» What is asked
Give the listing again in full, exactly as written.

'''

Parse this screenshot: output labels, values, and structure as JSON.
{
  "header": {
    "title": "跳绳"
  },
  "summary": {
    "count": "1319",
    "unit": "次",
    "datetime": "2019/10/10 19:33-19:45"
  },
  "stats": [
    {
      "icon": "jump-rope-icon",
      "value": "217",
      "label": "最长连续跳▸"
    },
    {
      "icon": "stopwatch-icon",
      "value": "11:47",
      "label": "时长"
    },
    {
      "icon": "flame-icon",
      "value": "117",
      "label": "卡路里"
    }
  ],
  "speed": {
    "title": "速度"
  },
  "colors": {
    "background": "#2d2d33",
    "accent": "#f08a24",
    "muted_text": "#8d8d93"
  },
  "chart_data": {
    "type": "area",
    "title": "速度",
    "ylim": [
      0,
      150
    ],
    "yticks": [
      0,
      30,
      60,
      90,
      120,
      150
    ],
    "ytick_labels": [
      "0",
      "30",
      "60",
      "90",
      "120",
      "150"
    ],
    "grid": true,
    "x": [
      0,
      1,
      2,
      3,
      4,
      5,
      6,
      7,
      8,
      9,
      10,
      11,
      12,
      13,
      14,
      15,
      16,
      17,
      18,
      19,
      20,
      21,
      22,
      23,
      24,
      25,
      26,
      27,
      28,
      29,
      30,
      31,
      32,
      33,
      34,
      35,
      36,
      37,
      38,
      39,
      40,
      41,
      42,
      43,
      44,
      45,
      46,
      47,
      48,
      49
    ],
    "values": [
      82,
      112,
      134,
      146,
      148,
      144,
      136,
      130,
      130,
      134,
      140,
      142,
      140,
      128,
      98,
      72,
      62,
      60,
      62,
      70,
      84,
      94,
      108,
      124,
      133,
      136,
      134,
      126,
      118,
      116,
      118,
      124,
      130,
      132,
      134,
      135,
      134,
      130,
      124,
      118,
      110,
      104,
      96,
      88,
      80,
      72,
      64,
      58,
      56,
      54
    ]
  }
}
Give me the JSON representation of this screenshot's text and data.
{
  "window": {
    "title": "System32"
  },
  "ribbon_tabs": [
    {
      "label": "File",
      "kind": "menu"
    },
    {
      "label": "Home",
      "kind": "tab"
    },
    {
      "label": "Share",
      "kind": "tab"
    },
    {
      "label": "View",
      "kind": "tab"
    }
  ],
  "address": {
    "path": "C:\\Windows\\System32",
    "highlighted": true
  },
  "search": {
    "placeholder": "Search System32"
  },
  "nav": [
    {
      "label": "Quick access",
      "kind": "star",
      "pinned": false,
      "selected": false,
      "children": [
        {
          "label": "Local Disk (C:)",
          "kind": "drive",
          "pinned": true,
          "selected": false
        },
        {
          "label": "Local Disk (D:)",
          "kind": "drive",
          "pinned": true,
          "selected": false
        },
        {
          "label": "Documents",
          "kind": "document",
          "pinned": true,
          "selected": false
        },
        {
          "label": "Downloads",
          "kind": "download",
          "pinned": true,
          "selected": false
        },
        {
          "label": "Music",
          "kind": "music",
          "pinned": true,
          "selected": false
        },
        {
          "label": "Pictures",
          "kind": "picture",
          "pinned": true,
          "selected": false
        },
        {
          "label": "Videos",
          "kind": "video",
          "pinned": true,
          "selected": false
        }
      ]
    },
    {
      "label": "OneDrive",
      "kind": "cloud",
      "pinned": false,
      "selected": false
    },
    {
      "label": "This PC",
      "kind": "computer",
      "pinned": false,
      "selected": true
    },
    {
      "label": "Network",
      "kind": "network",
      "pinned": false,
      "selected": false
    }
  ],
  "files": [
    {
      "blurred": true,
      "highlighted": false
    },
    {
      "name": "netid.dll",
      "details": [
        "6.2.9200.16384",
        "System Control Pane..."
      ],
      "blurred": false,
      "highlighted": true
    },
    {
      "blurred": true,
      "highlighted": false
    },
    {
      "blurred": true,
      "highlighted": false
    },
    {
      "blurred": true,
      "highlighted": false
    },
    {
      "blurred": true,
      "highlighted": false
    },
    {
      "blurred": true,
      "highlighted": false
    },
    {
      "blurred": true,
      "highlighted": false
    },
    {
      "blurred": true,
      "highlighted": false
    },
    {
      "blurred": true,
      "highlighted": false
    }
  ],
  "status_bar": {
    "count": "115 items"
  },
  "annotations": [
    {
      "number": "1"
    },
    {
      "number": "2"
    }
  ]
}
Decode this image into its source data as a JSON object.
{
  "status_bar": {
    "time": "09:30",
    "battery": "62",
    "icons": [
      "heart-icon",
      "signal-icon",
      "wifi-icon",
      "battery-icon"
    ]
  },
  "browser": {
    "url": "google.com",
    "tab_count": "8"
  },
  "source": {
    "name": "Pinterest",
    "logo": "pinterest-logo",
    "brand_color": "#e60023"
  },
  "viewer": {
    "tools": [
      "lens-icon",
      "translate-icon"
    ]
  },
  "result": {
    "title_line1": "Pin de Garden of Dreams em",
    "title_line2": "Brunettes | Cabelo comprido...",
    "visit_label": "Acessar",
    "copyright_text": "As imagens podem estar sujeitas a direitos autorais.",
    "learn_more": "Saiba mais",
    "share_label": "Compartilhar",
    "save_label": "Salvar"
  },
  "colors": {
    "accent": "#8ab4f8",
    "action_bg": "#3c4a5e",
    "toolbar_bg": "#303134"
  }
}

'''

» Reply to the task
Parse this screenshot: output labels, values, and structure as JSON.
{
  "header": {
    "title": "跳绳"
  },
  "summary": {
    "count": "1319",
    "unit": "次",
    "datetime": "2019/10/10 19:33-19:45"
  },
  "stats": [
    {
      "icon": "jump-rope-icon",
      "value": "217",
      "label": "最长连续跳▸"
    },
    {
      "icon": "stopwatch-icon",
      "value": "11:47",
      "label": "时长"
    },
    {
      "icon": "flame-icon",
      "value": "117",
      "label": "卡路里"
    }
  ],
  "speed": {
    "title": "速度"
  },
  "colors": {
    "background": "#2d2d33",
    "accent": "#f08a24",
    "muted_text": "#8d8d93"
  },
  "chart_data": {
    "type": "area",
    "title": "速度",
    "ylim": [
      0,
      150
    ],
    "yticks": [
      0,
      30,
      60,
      90,
      120,
      150
    ],
    "ytick_labels": [
      "0",
      "30",
      "60",
      "90",
      "120",
      "150"
    ],
    "grid": true,
    "x": [
      0,
      1,
      2,
      3,
      4,
      5,
      6,
      7,
      8,
      9,
      10,
      11,
      12,
      13,
      14,
      15,
      16,
      17,
      18,
      19,
      20,
      21,
      22,
      23,
      24,
      25,
      26,
      27,
      28,
      29,
      30,
      31,
      32,
      33,
      34,
      35,
      36,
      37,
      38,
      39,
      40,
      41,
      42,
      43,
      44,
      45,
      46,
      47,
      48,
      49
    ],
    "values": [
      82,
      112,
      134,
      146,
      148,
      144,
      136,
      130,
      130,
      134,
      140,
      142,
      140,
      128,
      98,
      72,
      62,
      60,
      62,
      70,
      84,
      94,
      108,
      124,
      133,
      136,
      134,
      126,
      118,
      116,
      118,
      124,
      130,
      132,
      134,
      135,
      134,
      130,
      124,
      118,
      110,
      104,
      96,
      88,
      80,
      72,
      64,
      58,
      56,
      54
    ]
  }
}
Give me the JSON representation of this screenshot's text and data.
{
  "window": {
    "title": "System32"
  },
  "ribbon_tabs": [
    {
      "label": "File",
      "kind": "menu"
    },
    {
      "label": "Home",
      "kind": "tab"
    },
    {
      "label": "Share",
      "kind": "tab"
    },
    {
      "label": "View",
      "kind": "tab"
    }
  ],
  "address": {
    "path": "C:\\Windows\\System32",
    "highlighted": true
  },
  "search": {
    "placeholder": "Search System32"
  },
  "nav": [
    {
      "label": "Quick access",
      "kind": "star",
      "pinned": false,
      "selected": false,
      "children": [
        {
          "label": "Local Disk (C:)",
          "kind": "drive",
          "pinned": true,
          "selected": false
        },
        {
          "label": "Local Disk (D:)",
          "kind": "drive",
          "pinned": true,
          "selected": false
        },
        {
          "label": "Documents",
          "kind": "document",
          "pinned": true,
          "selected": false
        },
        {
          "label": "Downloads",
          "kind": "download",
          "pinned": true,
          "selected": false
        },
        {
          "label": "Music",
          "kind": "music",
          "pinned": true,
          "selected": false
        },
        {
          "label": "Pictures",
          "kind": "picture",
          "pinned": true,
          "selected": false
        },
        {
          "label": "Videos",
          "kind": "video",
          "pinned": true,
          "selected": false
        }
      ]
    },
    {
      "label": "OneDrive",
      "kind": "cloud",
      "pinned": false,
      "selected": false
    },
    {
      "label": "This PC",
      "kind": "computer",
      "pinned": false,
      "selected": true
    },
    {
      "label": "Network",
      "kind": "network",
      "pinned": false,
      "selected": false
    }
  ],
  "files": [
    {
      "blurred": true,
      "highlighted": false
    },
    {
      "name": "netid.dll",
      "details": [
        "6.2.9200.16384",
        "System Control Pane..."
      ],
      "blurred": false,
      "highlighted": true
    },
    {
      "blurred": true,
      "highlighted": false
    },
    {
      "blurred": true,
      "highlighted": false
    },
    {
      "blurred": true,
      "highlighted": false
    },
    {
      "blurred": true,
      "highlighted": false
    },
    {
      "blurred": true,
      "highlighted": false
    },
    {
      "blurred": true,
      "highlighted": false
    },
    {
      "blurred": true,
      "highlighted": false
    },
    {
      "blurred": true,
      "highlighted": false
    }
  ],
  "status_bar": {
    "count": "115 items"
  },
  "annotations": [
    {
      "number": "1"
    },
    {
      "number": "2"
    }
  ]
}
Decode this image into its source data as a JSON object.
{
  "status_bar": {
    "time": "09:30",
    "battery": "62",
    "icons": [
      "heart-icon",
      "signal-icon",
      "wifi-icon",
      "battery-icon"
    ]
  },
  "browser": {
    "url": "google.com",
    "tab_count": "8"
  },
  "source": {
    "name": "Pinterest",
    "logo": "pinterest-logo",
    "brand_color": "#e60023"
  },
  "viewer": {
    "tools": [
      "lens-icon",
      "translate-icon"
    ]
  },
  "result": {
    "title_line1": "Pin de Garden of Dreams em",
    "title_line2": "Brunettes | Cabelo comprido...",
    "visit_label": "Acessar",
    "copyright_text": "As imagens podem estar sujeitas a direitos autorais.",
    "learn_more": "Saiba mais",
    "share_label": "Compartilhar",
    "save_label": "Salvar"
  },
  "colors": {
    "accent": "#8ab4f8",
    "action_bg": "#3c4a5e",
    "toolbar_bg": "#303134"
  }
}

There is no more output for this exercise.